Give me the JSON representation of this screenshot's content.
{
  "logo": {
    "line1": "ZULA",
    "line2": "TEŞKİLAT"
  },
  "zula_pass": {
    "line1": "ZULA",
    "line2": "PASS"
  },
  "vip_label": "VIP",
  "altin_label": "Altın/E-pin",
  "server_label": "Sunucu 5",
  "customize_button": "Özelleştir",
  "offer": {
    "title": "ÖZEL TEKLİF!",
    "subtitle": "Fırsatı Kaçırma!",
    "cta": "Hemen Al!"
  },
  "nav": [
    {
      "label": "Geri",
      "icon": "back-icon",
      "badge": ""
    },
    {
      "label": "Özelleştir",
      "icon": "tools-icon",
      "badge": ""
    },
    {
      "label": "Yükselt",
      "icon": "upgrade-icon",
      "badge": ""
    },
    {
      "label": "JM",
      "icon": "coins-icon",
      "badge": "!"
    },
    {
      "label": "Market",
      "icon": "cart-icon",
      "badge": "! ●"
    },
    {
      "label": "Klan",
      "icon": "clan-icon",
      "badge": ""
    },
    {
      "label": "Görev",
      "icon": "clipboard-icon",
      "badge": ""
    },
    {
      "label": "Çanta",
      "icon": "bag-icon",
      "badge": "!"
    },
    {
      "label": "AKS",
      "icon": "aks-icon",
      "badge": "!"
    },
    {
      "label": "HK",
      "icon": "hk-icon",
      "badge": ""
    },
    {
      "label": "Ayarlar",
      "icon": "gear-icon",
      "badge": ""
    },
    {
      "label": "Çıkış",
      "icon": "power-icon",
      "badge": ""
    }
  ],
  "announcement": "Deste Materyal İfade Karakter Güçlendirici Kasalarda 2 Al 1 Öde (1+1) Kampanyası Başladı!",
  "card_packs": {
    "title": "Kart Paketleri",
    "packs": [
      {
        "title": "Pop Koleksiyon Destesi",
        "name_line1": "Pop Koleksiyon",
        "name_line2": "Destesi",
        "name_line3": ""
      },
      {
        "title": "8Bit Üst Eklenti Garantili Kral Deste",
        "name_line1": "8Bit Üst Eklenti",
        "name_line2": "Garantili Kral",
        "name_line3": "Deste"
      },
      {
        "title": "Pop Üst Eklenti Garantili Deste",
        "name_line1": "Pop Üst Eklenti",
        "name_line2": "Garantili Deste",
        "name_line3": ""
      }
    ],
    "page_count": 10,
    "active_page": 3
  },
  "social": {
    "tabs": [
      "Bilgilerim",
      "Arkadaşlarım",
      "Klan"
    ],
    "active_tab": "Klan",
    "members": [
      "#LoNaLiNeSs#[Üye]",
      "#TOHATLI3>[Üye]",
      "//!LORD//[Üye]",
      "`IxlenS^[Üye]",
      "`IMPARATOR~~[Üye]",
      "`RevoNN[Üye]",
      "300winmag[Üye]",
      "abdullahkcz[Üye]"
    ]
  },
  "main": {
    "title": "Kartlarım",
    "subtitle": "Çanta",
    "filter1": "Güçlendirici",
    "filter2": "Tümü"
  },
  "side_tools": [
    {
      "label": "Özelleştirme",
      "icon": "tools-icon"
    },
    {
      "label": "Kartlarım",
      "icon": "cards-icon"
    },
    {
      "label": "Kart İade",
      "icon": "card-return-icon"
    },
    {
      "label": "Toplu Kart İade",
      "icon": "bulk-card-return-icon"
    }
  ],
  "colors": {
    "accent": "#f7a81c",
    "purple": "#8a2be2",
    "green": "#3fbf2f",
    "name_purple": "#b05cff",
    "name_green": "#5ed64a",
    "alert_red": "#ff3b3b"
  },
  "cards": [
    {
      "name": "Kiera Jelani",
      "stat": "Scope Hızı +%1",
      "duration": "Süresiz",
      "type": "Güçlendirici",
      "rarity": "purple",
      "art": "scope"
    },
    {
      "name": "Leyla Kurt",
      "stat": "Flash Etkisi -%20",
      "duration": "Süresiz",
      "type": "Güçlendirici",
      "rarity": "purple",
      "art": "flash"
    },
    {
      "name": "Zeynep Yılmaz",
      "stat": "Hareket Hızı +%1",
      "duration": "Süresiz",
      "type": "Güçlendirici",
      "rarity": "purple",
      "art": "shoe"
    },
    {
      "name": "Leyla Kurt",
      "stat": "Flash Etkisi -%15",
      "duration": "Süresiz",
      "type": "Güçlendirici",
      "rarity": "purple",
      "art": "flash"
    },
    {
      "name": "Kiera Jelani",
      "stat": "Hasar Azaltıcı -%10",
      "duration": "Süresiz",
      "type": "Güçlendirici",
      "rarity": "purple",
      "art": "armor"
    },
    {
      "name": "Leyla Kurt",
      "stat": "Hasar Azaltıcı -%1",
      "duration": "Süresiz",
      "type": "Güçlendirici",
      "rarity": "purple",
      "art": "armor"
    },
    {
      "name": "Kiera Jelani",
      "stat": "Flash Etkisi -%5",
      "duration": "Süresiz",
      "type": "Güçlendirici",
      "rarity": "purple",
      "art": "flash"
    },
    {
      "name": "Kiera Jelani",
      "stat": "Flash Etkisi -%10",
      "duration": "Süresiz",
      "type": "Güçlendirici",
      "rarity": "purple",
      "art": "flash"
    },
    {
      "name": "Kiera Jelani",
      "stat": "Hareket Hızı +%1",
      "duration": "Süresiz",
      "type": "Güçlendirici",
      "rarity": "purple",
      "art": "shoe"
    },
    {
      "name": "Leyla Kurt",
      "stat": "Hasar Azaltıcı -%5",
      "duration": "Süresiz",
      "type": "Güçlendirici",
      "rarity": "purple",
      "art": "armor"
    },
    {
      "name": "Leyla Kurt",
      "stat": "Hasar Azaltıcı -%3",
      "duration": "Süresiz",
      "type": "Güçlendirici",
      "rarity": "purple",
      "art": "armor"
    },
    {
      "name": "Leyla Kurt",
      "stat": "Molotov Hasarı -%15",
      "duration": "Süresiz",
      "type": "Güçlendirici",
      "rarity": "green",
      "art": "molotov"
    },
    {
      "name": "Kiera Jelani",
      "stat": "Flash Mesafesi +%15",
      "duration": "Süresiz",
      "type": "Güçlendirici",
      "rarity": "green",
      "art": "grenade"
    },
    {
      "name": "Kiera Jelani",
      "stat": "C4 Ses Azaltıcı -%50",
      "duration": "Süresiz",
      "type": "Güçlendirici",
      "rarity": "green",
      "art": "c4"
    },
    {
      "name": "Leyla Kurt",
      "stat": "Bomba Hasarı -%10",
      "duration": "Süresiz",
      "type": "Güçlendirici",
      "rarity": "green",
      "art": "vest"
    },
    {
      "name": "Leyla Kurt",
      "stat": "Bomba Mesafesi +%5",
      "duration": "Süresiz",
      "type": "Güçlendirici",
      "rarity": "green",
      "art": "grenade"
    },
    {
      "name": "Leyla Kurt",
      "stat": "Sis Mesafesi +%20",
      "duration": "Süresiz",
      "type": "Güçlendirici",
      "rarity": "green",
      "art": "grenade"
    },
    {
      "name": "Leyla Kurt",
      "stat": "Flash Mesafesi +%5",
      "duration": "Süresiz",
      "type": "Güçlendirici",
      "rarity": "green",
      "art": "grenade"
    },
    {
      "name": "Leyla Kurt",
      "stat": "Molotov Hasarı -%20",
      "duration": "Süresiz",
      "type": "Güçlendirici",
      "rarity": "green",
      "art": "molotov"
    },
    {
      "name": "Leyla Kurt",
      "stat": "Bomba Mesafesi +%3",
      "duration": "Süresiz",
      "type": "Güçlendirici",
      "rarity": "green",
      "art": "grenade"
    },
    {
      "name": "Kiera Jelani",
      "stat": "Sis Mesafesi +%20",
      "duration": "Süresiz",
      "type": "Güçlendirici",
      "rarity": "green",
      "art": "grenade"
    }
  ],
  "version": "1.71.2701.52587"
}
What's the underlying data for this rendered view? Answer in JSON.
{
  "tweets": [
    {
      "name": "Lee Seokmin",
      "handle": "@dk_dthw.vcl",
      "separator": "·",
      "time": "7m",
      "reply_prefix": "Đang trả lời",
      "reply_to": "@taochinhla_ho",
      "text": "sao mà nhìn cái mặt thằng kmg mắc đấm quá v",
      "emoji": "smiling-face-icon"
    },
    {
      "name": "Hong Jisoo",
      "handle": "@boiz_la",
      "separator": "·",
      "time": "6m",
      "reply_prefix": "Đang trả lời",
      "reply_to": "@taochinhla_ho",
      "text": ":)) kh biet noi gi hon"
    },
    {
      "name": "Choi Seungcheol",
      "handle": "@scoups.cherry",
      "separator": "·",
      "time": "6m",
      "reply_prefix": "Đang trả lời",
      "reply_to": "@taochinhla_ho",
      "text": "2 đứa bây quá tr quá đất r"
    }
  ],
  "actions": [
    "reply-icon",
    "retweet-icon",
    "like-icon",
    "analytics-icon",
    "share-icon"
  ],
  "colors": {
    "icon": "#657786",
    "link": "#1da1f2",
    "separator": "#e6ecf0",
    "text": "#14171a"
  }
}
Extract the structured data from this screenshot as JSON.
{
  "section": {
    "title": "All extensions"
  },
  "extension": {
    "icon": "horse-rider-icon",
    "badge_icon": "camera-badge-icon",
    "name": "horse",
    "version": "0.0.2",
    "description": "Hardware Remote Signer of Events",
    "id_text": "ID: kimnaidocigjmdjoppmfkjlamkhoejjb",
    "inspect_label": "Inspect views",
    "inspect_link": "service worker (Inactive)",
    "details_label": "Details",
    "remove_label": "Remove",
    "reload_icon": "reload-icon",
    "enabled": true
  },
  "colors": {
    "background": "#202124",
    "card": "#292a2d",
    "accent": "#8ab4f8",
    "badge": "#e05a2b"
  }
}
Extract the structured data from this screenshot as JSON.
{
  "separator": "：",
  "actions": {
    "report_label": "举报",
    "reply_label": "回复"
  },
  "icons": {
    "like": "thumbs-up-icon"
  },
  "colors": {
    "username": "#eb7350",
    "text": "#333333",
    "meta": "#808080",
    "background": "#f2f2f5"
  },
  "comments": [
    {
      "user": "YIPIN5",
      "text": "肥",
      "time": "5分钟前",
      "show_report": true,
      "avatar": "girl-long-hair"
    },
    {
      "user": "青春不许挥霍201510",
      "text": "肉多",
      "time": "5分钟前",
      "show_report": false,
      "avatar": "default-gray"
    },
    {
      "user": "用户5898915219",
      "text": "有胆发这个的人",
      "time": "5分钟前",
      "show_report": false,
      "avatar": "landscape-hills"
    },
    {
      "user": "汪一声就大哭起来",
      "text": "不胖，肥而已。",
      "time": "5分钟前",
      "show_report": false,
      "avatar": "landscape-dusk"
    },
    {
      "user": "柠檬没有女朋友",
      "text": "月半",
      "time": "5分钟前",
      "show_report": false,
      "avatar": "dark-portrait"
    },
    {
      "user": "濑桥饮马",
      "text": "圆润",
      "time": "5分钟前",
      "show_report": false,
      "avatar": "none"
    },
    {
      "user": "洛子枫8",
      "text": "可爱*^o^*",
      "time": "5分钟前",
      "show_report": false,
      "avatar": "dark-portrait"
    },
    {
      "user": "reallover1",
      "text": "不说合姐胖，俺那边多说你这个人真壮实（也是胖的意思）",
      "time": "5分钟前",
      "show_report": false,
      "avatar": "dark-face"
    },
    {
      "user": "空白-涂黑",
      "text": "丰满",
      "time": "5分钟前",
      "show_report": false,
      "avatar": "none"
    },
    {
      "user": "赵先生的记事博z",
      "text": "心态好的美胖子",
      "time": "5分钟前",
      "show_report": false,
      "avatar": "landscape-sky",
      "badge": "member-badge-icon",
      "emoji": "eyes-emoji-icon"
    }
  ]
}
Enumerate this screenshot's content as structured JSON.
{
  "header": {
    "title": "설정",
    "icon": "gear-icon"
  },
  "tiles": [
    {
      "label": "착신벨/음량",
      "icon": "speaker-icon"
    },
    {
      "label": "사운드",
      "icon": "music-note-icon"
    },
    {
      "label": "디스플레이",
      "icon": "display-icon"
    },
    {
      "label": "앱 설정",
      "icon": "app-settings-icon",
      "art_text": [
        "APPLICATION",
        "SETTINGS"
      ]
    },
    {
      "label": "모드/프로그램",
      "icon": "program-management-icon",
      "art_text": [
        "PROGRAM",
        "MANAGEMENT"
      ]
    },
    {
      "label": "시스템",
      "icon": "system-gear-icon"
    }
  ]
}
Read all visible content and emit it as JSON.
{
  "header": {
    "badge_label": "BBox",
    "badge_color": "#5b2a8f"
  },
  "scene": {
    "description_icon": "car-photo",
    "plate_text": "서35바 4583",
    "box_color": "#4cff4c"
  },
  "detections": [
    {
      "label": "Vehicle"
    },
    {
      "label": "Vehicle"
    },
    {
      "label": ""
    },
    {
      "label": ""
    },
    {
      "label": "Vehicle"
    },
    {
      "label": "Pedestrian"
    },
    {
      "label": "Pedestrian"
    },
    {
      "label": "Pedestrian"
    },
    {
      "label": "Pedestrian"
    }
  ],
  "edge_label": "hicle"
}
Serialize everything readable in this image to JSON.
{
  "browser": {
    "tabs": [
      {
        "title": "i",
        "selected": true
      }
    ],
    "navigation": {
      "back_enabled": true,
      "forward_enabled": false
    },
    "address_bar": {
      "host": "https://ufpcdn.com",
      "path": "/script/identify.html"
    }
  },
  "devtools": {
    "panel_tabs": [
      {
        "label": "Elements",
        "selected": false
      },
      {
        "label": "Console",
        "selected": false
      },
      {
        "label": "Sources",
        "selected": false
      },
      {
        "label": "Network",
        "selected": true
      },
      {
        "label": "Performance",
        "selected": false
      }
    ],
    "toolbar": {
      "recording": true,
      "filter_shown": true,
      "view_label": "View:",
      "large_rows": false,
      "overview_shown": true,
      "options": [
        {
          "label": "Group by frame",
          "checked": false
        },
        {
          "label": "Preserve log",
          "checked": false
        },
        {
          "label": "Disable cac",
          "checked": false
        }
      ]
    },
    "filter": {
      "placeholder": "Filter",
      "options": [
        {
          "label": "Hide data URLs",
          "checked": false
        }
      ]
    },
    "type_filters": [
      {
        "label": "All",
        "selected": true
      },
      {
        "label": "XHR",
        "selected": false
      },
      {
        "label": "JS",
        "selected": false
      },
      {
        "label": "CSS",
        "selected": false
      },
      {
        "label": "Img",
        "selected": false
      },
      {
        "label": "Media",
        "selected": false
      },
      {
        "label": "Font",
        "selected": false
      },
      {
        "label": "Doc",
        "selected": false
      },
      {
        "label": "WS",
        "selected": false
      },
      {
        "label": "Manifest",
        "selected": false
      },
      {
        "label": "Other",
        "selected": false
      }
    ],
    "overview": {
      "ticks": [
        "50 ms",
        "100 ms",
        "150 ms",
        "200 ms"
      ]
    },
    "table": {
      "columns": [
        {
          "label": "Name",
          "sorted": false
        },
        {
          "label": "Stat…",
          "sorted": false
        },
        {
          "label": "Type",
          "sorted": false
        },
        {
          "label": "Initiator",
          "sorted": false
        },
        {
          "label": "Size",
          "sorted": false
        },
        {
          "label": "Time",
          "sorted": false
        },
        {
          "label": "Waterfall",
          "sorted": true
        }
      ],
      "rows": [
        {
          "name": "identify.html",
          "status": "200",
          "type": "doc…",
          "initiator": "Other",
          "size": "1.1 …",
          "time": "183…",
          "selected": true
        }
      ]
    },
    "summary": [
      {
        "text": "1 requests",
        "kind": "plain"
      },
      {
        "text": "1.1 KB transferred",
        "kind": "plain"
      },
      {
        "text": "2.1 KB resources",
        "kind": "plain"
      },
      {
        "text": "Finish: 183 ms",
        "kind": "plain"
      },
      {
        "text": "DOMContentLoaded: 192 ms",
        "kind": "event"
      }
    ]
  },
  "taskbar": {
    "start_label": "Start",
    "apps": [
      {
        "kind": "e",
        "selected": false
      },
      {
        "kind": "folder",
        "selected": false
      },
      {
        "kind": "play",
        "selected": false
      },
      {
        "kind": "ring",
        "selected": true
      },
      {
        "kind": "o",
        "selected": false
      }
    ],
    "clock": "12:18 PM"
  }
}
= = = = =
Objective — Each line above that includes "Mesafesi" counts once; state the total and nothing more.

Answer to this task — 6